YOUR GOAL: Render the lines of every row below as a numbered list, leaving out any blank lines.

DATA SECTION:

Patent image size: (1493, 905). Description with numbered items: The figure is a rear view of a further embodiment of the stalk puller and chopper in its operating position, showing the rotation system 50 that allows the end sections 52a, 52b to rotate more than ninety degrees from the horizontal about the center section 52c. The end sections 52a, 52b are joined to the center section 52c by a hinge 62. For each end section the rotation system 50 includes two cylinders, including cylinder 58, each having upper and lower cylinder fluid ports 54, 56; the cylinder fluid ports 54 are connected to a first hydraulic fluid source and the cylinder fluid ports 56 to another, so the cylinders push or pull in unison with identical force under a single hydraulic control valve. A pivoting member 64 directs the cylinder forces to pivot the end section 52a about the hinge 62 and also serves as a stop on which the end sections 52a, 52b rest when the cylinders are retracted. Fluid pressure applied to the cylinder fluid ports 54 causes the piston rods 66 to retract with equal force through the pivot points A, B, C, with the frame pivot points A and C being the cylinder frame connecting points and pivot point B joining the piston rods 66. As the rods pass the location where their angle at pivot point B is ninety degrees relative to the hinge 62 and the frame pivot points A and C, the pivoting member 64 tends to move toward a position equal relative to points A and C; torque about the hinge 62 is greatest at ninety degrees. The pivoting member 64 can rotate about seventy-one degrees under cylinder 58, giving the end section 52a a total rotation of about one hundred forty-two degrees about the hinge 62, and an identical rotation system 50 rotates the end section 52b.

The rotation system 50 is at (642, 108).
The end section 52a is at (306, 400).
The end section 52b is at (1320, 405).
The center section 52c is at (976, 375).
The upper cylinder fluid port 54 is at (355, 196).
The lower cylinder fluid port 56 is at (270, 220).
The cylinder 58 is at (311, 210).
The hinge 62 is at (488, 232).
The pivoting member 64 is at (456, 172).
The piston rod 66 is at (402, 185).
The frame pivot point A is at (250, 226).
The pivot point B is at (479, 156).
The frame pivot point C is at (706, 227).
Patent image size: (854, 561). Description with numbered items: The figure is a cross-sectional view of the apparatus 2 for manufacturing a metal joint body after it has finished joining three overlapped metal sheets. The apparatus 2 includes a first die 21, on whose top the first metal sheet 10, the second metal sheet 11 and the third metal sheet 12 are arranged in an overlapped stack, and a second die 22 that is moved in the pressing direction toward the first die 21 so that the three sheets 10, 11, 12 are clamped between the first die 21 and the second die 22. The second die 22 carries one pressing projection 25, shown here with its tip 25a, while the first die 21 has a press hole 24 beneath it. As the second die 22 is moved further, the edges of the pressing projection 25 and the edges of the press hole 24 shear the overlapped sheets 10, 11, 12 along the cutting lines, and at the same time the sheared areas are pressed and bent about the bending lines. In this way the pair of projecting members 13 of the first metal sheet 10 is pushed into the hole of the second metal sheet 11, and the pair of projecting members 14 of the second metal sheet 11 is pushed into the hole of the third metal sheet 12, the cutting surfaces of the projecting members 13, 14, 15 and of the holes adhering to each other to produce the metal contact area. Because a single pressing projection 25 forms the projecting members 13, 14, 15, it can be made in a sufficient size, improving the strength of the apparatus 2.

ANSWER IN FULL:
1. Patent image size: (1493, 905). Description with numbered items: The figure is a rear view of a further embodiment of the stalk puller and chopper in its operating position, showing the rotation system 50 that allows the end sections 52a, 52b to rotate more than ninety degrees from the horizontal about the center section 52c. The end sections 52a, 52b are joined to the center section 52c by a hinge 62. For each end section the rotation system 50 includes two cylinders, including cylinder 58, each having upper and lower cylinder fluid ports 54, 56; the cylinder fluid ports 54 are connected to a first hydraulic fluid source and the cylinder fluid ports 56 to another, so the cylinders push or pull in unison with identical force under a single hydraulic control valve. A pivoting member 64 directs the cylinder forces to pivot the end section 52a about the hinge 62 and also serves as a stop on which the end sections 52a, 52b rest when the cylinders are retracted. Fluid pressure applied to the cylinder fluid ports 54 causes the piston rods 66 to retract with equal force through the pivot points A, B, C, with the frame pivot points A and C being the cylinder frame connecting points and pivot point B joining the piston rods 66. As the rods pass the location where their angle at pivot point B is ninety degrees relative to the hinge 62 and the frame pivot points A and C, the pivoting member 64 tends to move toward a position equal relative to points A and C; torque about the hinge 62 is greatest at ninety degrees. The pivoting member 64 can rotate about seventy-one degrees under cylinder 58, giving the end section 52a a total rotation of about one hundred forty-two degrees about the hinge 62, and an identical rotation system 50 rotates the end section 52b.
2. The rotation system 50 is at (642, 108).
3. The end section 52a is at (306, 400).
4. The end section 52b is at (1320, 405).
5. The center section 52c is at (976, 375).
6. The upper cylinder fluid port 54 is at (355, 196).
7. The lower cylinder fluid port 56 is at (270, 220).
8. The cylinder 58 is at (311, 210).
9. The hinge 62 is at (488, 232).
10. The pivoting member 64 is at (456, 172).
11. The piston rod 66 is at (402, 185).
12. The frame pivot point A is at (250, 226).
13. The pivot point B is at (479, 156).
14. The frame pivot point C is at (706, 227).
15. Patent image size: (854, 561). Description with numbered items: The figure is a cross-sectional view of the apparatus 2 for manufacturing a metal joint body after it has finished joining three overlapped metal sheets. The apparatus 2 includes a first die 21, on whose top the first metal sheet 10, the second metal sheet 11 and the third metal sheet 12 are arranged in an overlapped stack, and a second die 22 that is moved in the pressing direction toward the first die 21 so that the three sheets 10, 11, 12 are clamped between the first die 21 and the second die 22. The second die 22 carries one pressing projection 25, shown here with its tip 25a, while the first die 21 has a press hole 24 beneath it. As the second die 22 is moved further, the edges of the pressing projection 25 and the edges of the press hole 24 shear the overlapped sheets 10, 11, 12 along the cutting lines, and at the same time the sheared areas are pressed and bent about the bending lines. In this way the pair of projecting members 13 of the first metal sheet 10 is pushed into the hole of the second metal sheet 11, and the pair of projecting members 14 of the second metal sheet 11 is pushed into the hole of the third metal sheet 12, the cutting surfaces of the projecting members 13, 14, 15 and of the holes adhering to each other to produce the metal contact area. Because a single pressing projection 25 forms the projecting members 13, 14, 15, it can be made in a sufficient size, improving the strength of the apparatus 2.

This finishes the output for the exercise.